REQUEST: Every entry that follows should be repeated exactly; drop the images.
——
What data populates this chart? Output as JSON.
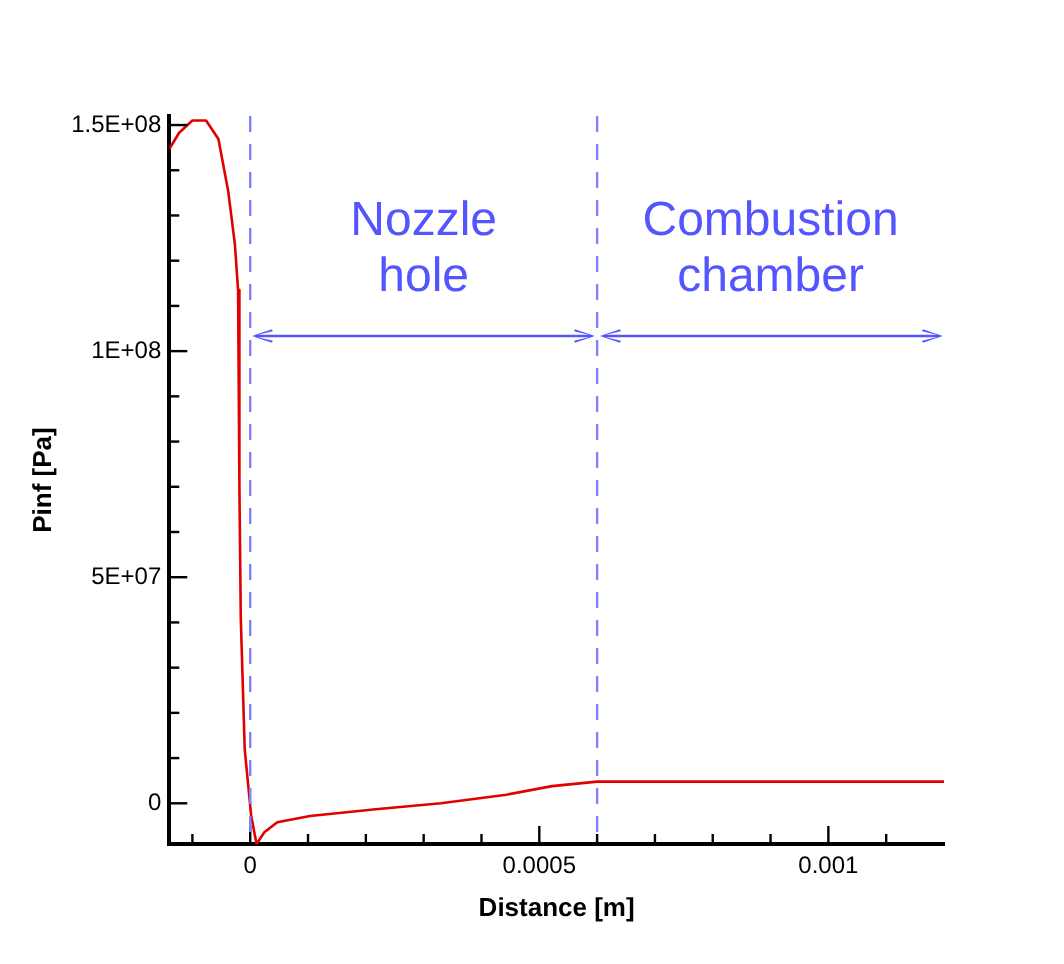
{
  "chart_data": {
    "type": "line",
    "xlabel": "Distance [m]",
    "ylabel": "Pinf [Pa]",
    "x": [
      -0.00014,
      -0.000123,
      -0.0001,
      -7.64e-05,
      -5.5e-05,
      -3.8e-05,
      -2.65e-05,
      -2.1e-05,
      -1.87e-05,
      -1.63e-05,
      -9.5e-06,
      1.7e-06,
      1.1e-05,
      2.44e-05,
      4.68e-05,
      0.0001035,
      0.000217,
      0.00033,
      0.000443,
      0.000522,
      0.0006,
      0.0012
    ],
    "series": [
      {
        "color": "#e00000",
        "values": [
          144700000,
          148300000,
          151000000,
          151000000,
          146900000,
          135300000,
          123600000,
          113500000,
          69900000,
          40800000,
          11900000,
          -2800000,
          -9000000,
          -6400000,
          -4200000,
          -2800000,
          -1300000,
          0,
          1900000,
          3800000,
          4800000,
          4800000
        ]
      }
    ],
    "xlim": [
      -0.00014,
      0.0012
    ],
    "xticks": [
      {
        "value": -0.0001,
        "label": null
      },
      0,
      {
        "value": 0.0001,
        "label": null
      },
      {
        "value": 0.0002,
        "label": null
      },
      {
        "value": 0.0003,
        "label": null
      },
      {
        "value": 0.0004,
        "label": null
      },
      0.0005,
      {
        "value": 0.0006,
        "label": null
      },
      {
        "value": 0.0007,
        "label": null
      },
      {
        "value": 0.0008,
        "label": null
      },
      {
        "value": 0.0009,
        "label": null
      },
      0.001,
      {
        "value": 0.0011,
        "label": null
      }
    ],
    "ylim": [
      -9000000,
      152000000
    ],
    "yticks": [
      0,
      {
        "value": 10000000,
        "label": null
      },
      {
        "value": 20000000,
        "label": null
      },
      {
        "value": 30000000,
        "label": null
      },
      {
        "value": 40000000,
        "label": null
      },
      {
        "value": 50000000,
        "label": "5E+07"
      },
      {
        "value": 60000000,
        "label": null
      },
      {
        "value": 70000000,
        "label": null
      },
      {
        "value": 80000000,
        "label": null
      },
      {
        "value": 90000000,
        "label": null
      },
      {
        "value": 100000000,
        "label": "1E+08"
      },
      {
        "value": 110000000,
        "label": null
      },
      {
        "value": 120000000,
        "label": null
      },
      {
        "value": 130000000,
        "label": null
      },
      {
        "value": 140000000,
        "label": null
      },
      {
        "value": 150000000,
        "label": "1.5E+08"
      }
    ],
    "ref_lines": [
      {
        "axis": "x",
        "value": 0,
        "color": "#8080ff",
        "line_style": "dashed"
      },
      {
        "axis": "x",
        "value": 0.0006,
        "color": "#8080ff",
        "line_style": "dashed"
      }
    ],
    "annotations": [
      "Nozzle\nhole",
      "Combustion\nchamber"
    ],
    "grid": false,
    "legend": false,
    "marker": "none",
    "line_style": "solid"
  }
}
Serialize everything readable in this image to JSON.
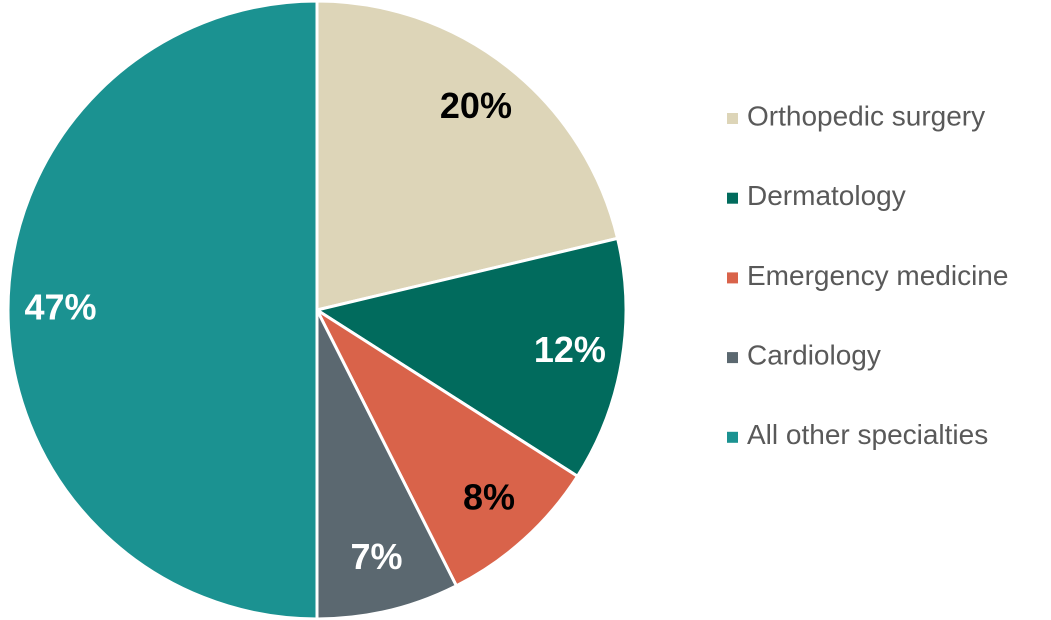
{
  "chart_data": {
    "type": "pie",
    "categories": [
      "Orthopedic surgery",
      "Dermatology",
      "Emergency medicine",
      "Cardiology",
      "All other specialties"
    ],
    "values": [
      20,
      12,
      8,
      7,
      47
    ],
    "value_labels": [
      "20%",
      "12%",
      "8%",
      "7%",
      "47%"
    ],
    "colors": [
      "#ddd5b8",
      "#016b5d",
      "#d9634a",
      "#5b6870",
      "#1b9291"
    ],
    "label_colors": [
      "#000000",
      "#ffffff",
      "#000000",
      "#ffffff",
      "#ffffff"
    ],
    "legend": "right"
  }
}
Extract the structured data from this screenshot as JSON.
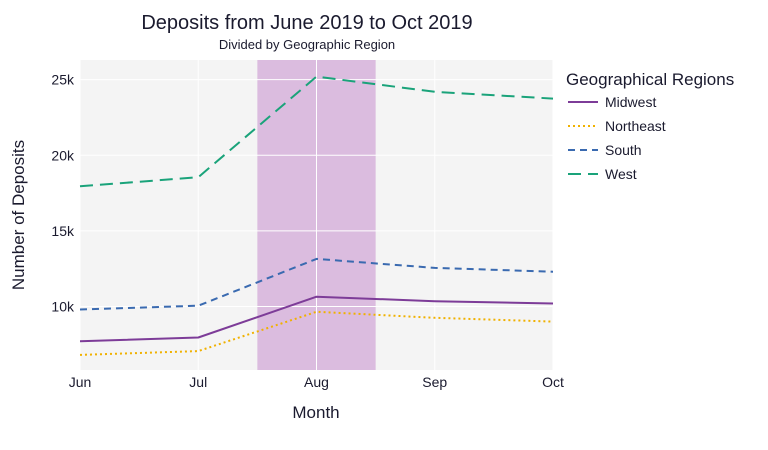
{
  "chart_data": {
    "type": "line",
    "title": "Deposits from June 2019 to Oct 2019",
    "subtitle": "Divided by Geographic Region",
    "xlabel": "Month",
    "ylabel": "Number of Deposits",
    "categories": [
      "Jun",
      "Jul",
      "Aug",
      "Sep",
      "Oct"
    ],
    "y_ticks": [
      10000,
      15000,
      20000,
      25000
    ],
    "y_tick_labels": [
      "10k",
      "15k",
      "20k",
      "25k"
    ],
    "ylim": [
      5800,
      26300
    ],
    "grid": true,
    "legend": {
      "title": "Geographical Regions",
      "position": "right"
    },
    "highlight_band": {
      "from": 1.5,
      "to": 2.5,
      "color": "#d9b8dd"
    },
    "series": [
      {
        "name": "Midwest",
        "values": [
          7700,
          7950,
          10650,
          10350,
          10200
        ],
        "color": "#7d3c98",
        "dash": "solid"
      },
      {
        "name": "Northeast",
        "values": [
          6800,
          7050,
          9650,
          9250,
          9000
        ],
        "color": "#f0b100",
        "dash": "dot"
      },
      {
        "name": "South",
        "values": [
          9800,
          10050,
          13150,
          12550,
          12300
        ],
        "color": "#3a6ab0",
        "dash": "dash"
      },
      {
        "name": "West",
        "values": [
          17950,
          18550,
          25200,
          24200,
          23750
        ],
        "color": "#1aa37a",
        "dash": "longdash"
      }
    ]
  }
}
——
ANSWER TO THE TASK:
What data populates this chart? Output as JSON.
{
  "chart_data": {
    "type": "line",
    "xlabel": "Distance [m]",
    "ylabel": "Pinf [Pa]",
    "x": [
      -0.00014,
      -0.000123,
      -0.0001,
      -7.64e-05,
      -5.5e-05,
      -3.8e-05,
      -2.65e-05,
      -2.1e-05,
      -1.87e-05,
      -1.63e-05,
      -9.5e-06,
      1.7e-06,
      1.1e-05,
      2.44e-05,
      4.68e-05,
      0.0001035,
      0.000217,
      0.00033,
      0.000443,
      0.000522,
      0.0006,
      0.0012
    ],
    "series": [
      {
        "color": "#e00000",
        "values": [
          144700000,
          148300000,
          151000000,
          151000000,
          146900000,
          135300000,
          123600000,
          113500000,
          69900000,
          40800000,
          11900000,
          -2800000,
          -9000000,
          -6400000,
          -4200000,
          -2800000,
          -1300000,
          0,
          1900000,
          3800000,
          4800000,
          4800000
        ]
      }
    ],
    "xlim": [
      -0.00014,
      0.0012
    ],
    "xticks": [
      {
        "value": -0.0001,
        "label": null
      },
      0,
      {
        "value": 0.0001,
        "label": null
      },
      {
        "value": 0.0002,
        "label": null
      },
      {
        "value": 0.0003,
        "label": null
      },
      {
        "value": 0.0004,
        "label": null
      },
      0.0005,
      {
        "value": 0.0006,
        "label": null
      },
      {
        "value": 0.0007,
        "label": null
      },
      {
        "value": 0.0008,
        "label": null
      },
      {
        "value": 0.0009,
        "label": null
      },
      0.001,
      {
        "value": 0.0011,
        "label": null
      }
    ],
    "ylim": [
      -9000000,
      152000000
    ],
    "yticks": [
      0,
      {
        "value": 10000000,
        "label": null
      },
      {
        "value": 20000000,
        "label": null
      },
      {
        "value": 30000000,
        "label": null
      },
      {
        "value": 40000000,
        "label": null
      },
      {
        "value": 50000000,
        "label": "5E+07"
      },
      {
        "value": 60000000,
        "label": null
      },
      {
        "value": 70000000,
        "label": null
      },
      {
        "value": 80000000,
        "label": null
      },
      {
        "value": 90000000,
        "label": null
      },
      {
        "value": 100000000,
        "label": "1E+08"
      },
      {
        "value": 110000000,
        "label": null
      },
      {
        "value": 120000000,
        "label": null
      },
      {
        "value": 130000000,
        "label": null
      },
      {
        "value": 140000000,
        "label": null
      },
      {
        "value": 150000000,
        "label": "1.5E+08"
      }
    ],
    "ref_lines": [
      {
        "axis": "x",
        "value": 0,
        "color": "#8080ff",
        "line_style": "dashed"
      },
      {
        "axis": "x",
        "value": 0.0006,
        "color": "#8080ff",
        "line_style": "dashed"
      }
    ],
    "annotations": [
      "Nozzle\nhole",
      "Combustion\nchamber"
    ],
    "grid": false,
    "legend": false,
    "marker": "none",
    "line_style": "solid"
  }
}
Serialize everything readable in this image to JSON.
{
  "chart_data": {
    "type": "pie",
    "categories": [
      "Orthopedic surgery",
      "Dermatology",
      "Emergency medicine",
      "Cardiology",
      "All other specialties"
    ],
    "values": [
      20,
      12,
      8,
      7,
      47
    ],
    "value_labels": [
      "20%",
      "12%",
      "8%",
      "7%",
      "47%"
    ],
    "colors": [
      "#ddd5b8",
      "#016b5d",
      "#d9634a",
      "#5b6870",
      "#1b9291"
    ],
    "label_colors": [
      "#000000",
      "#ffffff",
      "#000000",
      "#ffffff",
      "#ffffff"
    ],
    "legend": "right"
  }
}
Extract the structured data from this screenshot as JSON.
{
  "chart_data": {
    "type": "line",
    "title": "Deposits from June 2019 to Oct 2019",
    "subtitle": "Divided by Geographic Region",
    "xlabel": "Month",
    "ylabel": "Number of Deposits",
    "categories": [
      "Jun",
      "Jul",
      "Aug",
      "Sep",
      "Oct"
    ],
    "y_ticks": [
      10000,
      15000,
      20000,
      25000
    ],
    "y_tick_labels": [
      "10k",
      "15k",
      "20k",
      "25k"
    ],
    "ylim": [
      5800,
      26300
    ],
    "grid": true,
    "legend": {
      "title": "Geographical Regions",
      "position": "right"
    },
    "highlight_band": {
      "from": 1.5,
      "to": 2.5,
      "color": "#d9b8dd"
    },
    "series": [
      {
        "name": "Midwest",
        "values": [
          7700,
          7950,
          10650,
          10350,
          10200
        ],
        "color": "#7d3c98",
        "dash": "solid"
      },
      {
        "name": "Northeast",
        "values": [
          6800,
          7050,
          9650,
          9250,
          9000
        ],
        "color": "#f0b100",
        "dash": "dot"
      },
      {
        "name": "South",
        "values": [
          9800,
          10050,
          13150,
          12550,
          12300
        ],
        "color": "#3a6ab0",
        "dash": "dash"
      },
      {
        "name": "West",
        "values": [
          17950,
          18550,
          25200,
          24200,
          23750
        ],
        "color": "#1aa37a",
        "dash": "longdash"
      }
    ]
  }
}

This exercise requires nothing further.